**TASK DIRECTIONS:**
Copy all the material that follows, keeping every character the same.

**RECORD EXTRACTS:**
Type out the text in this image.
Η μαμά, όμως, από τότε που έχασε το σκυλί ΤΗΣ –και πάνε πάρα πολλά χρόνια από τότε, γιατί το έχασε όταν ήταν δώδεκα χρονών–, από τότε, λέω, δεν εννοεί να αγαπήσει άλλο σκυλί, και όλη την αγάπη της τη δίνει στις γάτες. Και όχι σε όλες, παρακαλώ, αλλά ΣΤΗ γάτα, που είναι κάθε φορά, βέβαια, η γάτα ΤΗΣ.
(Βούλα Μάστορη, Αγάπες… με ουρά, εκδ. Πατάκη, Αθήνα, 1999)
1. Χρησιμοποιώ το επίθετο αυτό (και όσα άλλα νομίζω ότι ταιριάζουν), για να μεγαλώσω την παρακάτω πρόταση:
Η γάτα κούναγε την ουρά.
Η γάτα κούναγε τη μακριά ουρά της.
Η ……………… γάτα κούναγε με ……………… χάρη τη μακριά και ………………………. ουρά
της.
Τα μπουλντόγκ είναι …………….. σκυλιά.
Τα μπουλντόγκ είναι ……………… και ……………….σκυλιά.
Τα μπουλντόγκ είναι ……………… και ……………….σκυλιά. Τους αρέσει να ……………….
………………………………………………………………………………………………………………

**OUTPUT:**
Type out the text in this image.
Η μαμά, όμως, από τότε που έχασε το σκυλί ΤΗΣ –και πάνε πάρα πολλά χρόνια από τότε, γιατί το έχασε όταν ήταν δώδεκα χρονών–, από τότε, λέω, δεν εννοεί να αγαπήσει άλλο σκυλί, και όλη την αγάπη της τη δίνει στις γάτες. Και όχι σε όλες, παρακαλώ, αλλά ΣΤΗ γάτα, που είναι κάθε φορά, βέβαια, η γάτα ΤΗΣ.
(Βούλα Μάστορη, Αγάπες… με ουρά, εκδ. Πατάκη, Αθήνα, 1999)
1. Χρησιμοποιώ το επίθετο αυτό (και όσα άλλα νομίζω ότι ταιριάζουν), για να μεγαλώσω την παρακάτω πρόταση:
Η γάτα κούναγε την ουρά.
Η γάτα κούναγε τη μακριά ουρά της.
Η ……………… γάτα κούναγε με ……………… χάρη τη μακριά και ………………………. ουρά
της.
Τα μπουλντόγκ είναι …………….. σκυλιά.
Τα μπουλντόγκ είναι ……………… και ……………….σκυλιά.
Τα μπουλντόγκ είναι ……………… και ……………….σκυλιά. Τους αρέσει να ……………….
………………………………………………………………………………………………………………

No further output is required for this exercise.